- **Description of the task**
Restate the entire listing word for word.

·····

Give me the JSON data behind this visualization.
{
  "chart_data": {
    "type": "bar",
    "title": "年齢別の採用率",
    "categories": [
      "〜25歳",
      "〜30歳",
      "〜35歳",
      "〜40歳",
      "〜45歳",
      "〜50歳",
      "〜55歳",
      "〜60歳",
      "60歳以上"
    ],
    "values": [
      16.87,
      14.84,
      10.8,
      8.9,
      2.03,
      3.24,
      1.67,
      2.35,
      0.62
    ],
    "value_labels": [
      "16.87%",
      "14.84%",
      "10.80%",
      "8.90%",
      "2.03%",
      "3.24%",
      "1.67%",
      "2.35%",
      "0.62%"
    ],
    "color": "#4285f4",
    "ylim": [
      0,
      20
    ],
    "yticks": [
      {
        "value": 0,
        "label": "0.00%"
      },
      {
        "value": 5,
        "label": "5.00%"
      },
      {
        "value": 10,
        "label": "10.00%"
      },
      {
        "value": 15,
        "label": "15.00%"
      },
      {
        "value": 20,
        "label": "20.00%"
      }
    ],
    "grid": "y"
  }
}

·····

- **Written solution**
Give me the JSON data behind this visualization.
{
  "chart_data": {
    "type": "bar",
    "title": "年齢別の採用率",
    "categories": [
      "〜25歳",
      "〜30歳",
      "〜35歳",
      "〜40歳",
      "〜45歳",
      "〜50歳",
      "〜55歳",
      "〜60歳",
      "60歳以上"
    ],
    "values": [
      16.87,
      14.84,
      10.8,
      8.9,
      2.03,
      3.24,
      1.67,
      2.35,
      0.62
    ],
    "value_labels": [
      "16.87%",
      "14.84%",
      "10.80%",
      "8.90%",
      "2.03%",
      "3.24%",
      "1.67%",
      "2.35%",
      "0.62%"
    ],
    "color": "#4285f4",
    "ylim": [
      0,
      20
    ],
    "yticks": [
      {
        "value": 0,
        "label": "0.00%"
      },
      {
        "value": 5,
        "label": "5.00%"
      },
      {
        "value": 10,
        "label": "10.00%"
      },
      {
        "value": 15,
        "label": "15.00%"
      },
      {
        "value": 20,
        "label": "20.00%"
      }
    ],
    "grid": "y"
  }
}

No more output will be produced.